• [RAW RECORDS]

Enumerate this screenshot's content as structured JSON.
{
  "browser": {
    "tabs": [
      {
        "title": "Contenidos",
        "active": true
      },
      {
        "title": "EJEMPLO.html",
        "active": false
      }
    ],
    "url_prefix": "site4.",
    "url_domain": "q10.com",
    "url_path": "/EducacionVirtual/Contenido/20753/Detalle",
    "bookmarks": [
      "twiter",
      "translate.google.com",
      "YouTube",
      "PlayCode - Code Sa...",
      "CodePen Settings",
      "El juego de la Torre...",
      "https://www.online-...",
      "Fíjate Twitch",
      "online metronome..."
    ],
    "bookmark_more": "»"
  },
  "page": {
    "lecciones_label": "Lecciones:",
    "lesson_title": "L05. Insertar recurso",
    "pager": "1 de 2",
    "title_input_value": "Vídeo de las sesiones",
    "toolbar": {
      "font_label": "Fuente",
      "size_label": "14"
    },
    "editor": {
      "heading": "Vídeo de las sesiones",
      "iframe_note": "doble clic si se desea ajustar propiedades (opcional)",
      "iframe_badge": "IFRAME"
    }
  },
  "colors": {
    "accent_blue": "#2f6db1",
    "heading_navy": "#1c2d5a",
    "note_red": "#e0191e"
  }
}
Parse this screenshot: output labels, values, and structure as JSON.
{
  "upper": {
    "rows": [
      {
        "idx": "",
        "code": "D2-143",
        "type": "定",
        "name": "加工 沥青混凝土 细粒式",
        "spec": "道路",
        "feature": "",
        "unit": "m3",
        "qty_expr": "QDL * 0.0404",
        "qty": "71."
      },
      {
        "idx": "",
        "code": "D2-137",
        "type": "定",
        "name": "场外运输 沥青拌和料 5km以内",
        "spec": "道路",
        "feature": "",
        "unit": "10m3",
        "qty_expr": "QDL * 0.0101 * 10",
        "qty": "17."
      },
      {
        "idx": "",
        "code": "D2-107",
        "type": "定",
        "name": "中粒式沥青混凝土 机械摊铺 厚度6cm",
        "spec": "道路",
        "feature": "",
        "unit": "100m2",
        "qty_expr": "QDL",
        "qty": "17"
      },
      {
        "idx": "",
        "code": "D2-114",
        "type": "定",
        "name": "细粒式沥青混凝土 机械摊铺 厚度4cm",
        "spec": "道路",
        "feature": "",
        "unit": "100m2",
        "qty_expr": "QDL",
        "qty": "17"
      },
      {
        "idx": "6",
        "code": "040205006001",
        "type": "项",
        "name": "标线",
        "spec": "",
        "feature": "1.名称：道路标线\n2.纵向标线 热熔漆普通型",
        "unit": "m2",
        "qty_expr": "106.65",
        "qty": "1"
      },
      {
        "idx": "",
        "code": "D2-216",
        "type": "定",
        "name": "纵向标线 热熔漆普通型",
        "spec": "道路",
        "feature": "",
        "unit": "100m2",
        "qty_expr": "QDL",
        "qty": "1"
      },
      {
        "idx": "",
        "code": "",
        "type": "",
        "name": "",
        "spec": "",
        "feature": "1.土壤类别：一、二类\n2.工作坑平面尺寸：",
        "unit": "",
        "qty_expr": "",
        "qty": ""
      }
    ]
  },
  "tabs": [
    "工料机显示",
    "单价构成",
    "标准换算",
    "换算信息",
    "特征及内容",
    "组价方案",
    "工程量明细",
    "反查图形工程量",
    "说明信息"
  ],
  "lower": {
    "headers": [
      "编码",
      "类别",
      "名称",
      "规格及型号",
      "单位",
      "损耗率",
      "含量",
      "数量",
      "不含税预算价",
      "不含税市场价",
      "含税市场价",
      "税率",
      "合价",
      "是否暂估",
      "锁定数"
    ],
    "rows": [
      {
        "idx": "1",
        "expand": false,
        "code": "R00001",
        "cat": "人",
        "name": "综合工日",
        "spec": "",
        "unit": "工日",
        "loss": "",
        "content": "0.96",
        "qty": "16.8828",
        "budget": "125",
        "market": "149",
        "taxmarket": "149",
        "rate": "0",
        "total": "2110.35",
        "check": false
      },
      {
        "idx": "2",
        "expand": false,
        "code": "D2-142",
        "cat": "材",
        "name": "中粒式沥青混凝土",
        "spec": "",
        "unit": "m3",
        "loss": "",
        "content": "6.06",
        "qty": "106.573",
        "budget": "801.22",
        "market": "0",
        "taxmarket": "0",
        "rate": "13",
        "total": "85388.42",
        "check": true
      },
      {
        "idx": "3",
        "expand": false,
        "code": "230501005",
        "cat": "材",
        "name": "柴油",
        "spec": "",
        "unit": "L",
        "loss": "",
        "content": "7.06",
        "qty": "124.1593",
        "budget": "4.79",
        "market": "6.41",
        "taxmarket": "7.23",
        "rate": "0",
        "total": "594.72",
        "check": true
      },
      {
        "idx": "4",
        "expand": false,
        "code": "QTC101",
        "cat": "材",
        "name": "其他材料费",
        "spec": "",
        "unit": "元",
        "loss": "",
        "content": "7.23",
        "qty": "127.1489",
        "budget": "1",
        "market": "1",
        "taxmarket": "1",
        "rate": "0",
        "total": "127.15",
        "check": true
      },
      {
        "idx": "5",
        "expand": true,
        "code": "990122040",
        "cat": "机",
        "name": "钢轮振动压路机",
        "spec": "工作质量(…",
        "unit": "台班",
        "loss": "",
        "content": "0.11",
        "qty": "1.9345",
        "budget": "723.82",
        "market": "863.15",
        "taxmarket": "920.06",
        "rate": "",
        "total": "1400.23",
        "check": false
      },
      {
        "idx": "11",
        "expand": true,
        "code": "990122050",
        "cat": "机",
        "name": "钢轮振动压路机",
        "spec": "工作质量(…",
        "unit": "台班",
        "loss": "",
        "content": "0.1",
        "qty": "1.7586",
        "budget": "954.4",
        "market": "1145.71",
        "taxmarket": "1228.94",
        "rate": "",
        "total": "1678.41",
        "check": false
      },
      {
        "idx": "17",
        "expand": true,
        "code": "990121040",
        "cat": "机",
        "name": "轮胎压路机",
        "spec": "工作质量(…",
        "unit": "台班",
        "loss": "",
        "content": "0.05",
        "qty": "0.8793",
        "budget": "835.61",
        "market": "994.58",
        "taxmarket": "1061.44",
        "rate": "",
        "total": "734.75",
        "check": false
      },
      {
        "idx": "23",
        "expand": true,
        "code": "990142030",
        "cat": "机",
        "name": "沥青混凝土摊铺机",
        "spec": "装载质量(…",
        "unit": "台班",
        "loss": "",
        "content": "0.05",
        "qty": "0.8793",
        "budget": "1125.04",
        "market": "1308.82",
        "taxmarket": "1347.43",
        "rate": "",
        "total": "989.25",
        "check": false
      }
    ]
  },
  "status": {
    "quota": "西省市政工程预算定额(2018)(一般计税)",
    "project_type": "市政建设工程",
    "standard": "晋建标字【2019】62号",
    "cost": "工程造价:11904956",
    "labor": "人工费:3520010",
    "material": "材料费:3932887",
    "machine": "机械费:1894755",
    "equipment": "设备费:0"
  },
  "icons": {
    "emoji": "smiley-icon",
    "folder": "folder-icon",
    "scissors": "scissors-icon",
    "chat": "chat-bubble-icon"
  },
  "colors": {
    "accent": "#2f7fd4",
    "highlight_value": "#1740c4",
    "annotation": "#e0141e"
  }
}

• [WORK INSTRUCTIONS]
Using the listing above, show each line holding the string "Vídeo".

• [FULL RESPONSE]
    "title_input_value": "Vídeo de las sesiones",
      "heading": "Vídeo de las sesiones",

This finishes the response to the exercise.